Go through the listing and copy each line with the string "nieuwe".

Data for this exercise →
--

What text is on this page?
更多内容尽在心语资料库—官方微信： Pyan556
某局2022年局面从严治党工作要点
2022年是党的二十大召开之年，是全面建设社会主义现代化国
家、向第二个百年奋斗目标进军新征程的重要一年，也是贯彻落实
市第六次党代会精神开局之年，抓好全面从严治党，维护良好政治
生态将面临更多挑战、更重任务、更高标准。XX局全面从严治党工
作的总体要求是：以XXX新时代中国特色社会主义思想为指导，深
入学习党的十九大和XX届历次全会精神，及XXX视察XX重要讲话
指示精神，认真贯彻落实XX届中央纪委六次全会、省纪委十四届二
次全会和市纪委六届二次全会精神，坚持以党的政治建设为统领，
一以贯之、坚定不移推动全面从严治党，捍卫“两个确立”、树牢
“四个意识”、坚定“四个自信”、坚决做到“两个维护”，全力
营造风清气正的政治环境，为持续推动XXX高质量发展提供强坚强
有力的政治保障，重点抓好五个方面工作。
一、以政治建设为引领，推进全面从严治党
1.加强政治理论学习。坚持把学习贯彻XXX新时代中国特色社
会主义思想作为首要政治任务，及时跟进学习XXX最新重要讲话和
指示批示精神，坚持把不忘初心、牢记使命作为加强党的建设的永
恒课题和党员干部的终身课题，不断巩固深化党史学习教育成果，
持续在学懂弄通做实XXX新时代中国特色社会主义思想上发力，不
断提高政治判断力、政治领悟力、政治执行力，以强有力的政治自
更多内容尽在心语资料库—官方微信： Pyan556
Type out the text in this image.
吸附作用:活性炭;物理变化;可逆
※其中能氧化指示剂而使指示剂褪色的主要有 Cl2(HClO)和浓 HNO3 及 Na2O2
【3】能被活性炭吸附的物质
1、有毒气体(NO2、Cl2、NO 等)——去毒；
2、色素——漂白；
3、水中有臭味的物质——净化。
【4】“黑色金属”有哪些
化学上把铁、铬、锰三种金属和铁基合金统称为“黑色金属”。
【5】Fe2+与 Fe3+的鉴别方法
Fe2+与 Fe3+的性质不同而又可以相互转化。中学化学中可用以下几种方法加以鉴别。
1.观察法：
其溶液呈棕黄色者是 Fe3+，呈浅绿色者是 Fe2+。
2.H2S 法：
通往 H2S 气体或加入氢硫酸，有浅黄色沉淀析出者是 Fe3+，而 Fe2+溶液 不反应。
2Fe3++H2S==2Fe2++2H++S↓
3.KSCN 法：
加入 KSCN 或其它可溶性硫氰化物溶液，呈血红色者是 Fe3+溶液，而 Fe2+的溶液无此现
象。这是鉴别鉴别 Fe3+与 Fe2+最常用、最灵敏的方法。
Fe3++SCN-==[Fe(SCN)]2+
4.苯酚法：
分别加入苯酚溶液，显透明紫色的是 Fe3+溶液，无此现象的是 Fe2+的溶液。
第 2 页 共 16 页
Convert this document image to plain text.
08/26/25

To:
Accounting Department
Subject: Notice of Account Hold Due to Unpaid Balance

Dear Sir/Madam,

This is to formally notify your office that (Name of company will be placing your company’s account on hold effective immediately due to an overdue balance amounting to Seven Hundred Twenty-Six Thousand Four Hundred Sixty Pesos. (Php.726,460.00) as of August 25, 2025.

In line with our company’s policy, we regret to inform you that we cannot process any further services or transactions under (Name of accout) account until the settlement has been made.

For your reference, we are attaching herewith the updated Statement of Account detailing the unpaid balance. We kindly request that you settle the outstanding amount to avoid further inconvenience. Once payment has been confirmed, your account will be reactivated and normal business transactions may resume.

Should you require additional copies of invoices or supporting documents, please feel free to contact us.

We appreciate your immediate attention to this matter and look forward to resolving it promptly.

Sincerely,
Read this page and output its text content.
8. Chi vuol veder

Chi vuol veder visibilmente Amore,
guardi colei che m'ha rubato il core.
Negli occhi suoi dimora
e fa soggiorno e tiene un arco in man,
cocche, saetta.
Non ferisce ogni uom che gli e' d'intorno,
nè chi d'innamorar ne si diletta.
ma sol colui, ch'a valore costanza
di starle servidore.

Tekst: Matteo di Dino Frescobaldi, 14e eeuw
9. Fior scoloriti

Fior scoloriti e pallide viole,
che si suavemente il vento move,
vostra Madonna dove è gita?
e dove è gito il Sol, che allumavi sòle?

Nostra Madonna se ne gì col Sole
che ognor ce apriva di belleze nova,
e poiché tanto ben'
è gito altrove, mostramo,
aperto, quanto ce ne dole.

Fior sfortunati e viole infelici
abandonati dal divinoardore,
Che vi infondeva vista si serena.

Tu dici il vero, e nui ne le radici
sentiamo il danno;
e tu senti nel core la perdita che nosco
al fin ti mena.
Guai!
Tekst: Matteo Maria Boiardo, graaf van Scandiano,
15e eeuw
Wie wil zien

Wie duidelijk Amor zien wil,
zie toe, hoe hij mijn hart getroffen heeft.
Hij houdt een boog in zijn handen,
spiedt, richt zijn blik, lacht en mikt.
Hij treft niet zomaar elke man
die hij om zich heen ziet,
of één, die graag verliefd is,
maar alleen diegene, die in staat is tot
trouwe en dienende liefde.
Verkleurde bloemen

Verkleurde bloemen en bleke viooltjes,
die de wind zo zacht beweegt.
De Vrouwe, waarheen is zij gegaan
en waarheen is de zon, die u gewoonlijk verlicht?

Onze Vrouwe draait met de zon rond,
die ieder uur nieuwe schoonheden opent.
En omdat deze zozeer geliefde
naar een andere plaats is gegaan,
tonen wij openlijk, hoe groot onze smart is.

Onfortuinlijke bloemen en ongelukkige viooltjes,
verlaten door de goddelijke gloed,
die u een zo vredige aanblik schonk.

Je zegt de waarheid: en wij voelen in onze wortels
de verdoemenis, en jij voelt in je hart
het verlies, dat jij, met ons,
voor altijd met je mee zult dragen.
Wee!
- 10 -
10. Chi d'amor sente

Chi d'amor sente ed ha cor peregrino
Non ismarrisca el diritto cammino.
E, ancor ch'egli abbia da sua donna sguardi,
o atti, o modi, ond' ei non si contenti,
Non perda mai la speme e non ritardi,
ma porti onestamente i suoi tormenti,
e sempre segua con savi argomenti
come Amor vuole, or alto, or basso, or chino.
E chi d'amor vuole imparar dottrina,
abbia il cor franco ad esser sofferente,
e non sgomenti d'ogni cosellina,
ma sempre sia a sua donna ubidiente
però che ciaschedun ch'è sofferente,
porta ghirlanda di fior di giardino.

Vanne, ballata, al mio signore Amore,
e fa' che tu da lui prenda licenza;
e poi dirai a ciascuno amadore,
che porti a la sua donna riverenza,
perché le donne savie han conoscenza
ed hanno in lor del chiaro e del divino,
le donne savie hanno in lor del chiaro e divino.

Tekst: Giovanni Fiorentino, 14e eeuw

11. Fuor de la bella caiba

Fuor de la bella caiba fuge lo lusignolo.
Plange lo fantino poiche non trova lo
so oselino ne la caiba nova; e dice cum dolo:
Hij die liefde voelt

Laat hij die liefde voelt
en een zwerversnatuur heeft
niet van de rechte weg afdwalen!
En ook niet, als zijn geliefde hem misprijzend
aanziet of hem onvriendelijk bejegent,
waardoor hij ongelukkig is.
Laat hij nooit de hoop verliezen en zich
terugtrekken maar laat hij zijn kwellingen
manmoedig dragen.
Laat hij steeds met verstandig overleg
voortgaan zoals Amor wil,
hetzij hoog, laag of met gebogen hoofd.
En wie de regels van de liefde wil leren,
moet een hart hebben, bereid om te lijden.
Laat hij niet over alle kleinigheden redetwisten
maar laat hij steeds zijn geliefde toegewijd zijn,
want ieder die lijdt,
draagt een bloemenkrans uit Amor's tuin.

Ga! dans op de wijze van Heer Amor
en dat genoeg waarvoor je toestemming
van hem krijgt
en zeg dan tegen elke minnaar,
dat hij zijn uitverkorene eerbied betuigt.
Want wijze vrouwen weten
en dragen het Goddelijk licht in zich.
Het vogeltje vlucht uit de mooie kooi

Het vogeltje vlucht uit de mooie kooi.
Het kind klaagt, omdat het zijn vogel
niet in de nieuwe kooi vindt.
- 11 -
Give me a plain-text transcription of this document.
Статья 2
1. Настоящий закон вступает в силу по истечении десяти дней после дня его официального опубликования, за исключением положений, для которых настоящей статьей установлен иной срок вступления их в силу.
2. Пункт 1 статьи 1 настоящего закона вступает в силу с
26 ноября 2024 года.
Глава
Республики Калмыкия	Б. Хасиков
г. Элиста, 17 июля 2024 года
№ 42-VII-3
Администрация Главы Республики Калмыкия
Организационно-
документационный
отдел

--

Reply →
die ieder uur nieuwe schoonheden opent.
niet in de nieuwe kooi vindt.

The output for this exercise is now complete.